Data shown:

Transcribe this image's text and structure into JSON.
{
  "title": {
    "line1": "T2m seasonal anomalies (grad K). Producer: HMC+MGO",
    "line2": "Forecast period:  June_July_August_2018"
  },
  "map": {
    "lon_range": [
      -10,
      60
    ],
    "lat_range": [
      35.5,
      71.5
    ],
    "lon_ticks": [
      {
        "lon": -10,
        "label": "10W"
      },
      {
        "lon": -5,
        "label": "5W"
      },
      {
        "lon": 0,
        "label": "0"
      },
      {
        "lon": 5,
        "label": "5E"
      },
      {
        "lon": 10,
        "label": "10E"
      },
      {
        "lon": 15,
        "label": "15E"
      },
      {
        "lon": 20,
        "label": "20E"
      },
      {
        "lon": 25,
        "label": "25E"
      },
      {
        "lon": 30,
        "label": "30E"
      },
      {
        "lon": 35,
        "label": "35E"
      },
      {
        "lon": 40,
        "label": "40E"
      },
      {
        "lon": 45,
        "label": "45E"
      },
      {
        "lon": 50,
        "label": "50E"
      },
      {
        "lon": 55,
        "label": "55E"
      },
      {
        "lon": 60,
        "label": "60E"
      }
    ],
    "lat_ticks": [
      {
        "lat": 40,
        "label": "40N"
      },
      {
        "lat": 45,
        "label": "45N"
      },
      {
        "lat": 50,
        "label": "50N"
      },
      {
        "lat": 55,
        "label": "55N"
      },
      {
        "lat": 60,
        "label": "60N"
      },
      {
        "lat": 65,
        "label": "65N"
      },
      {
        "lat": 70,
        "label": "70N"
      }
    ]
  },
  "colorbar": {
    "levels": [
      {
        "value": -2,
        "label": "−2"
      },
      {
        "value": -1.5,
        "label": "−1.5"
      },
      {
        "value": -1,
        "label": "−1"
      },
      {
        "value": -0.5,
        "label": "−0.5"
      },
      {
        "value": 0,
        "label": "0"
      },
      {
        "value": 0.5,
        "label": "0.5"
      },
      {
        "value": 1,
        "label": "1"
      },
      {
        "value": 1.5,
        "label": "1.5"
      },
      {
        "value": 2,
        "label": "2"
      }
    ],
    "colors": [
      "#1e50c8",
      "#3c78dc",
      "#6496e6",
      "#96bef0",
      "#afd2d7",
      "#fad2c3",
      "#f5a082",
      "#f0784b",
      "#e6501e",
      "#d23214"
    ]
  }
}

Given task: Show, from the listing above, each line that contains the word "value".

Result:
        "value": -2,
        "value": -1.5,
        "value": -1,
        "value": -0.5,
        "value": 0,
        "value": 0.5,
        "value": 1,
        "value": 1.5,
        "value": 2,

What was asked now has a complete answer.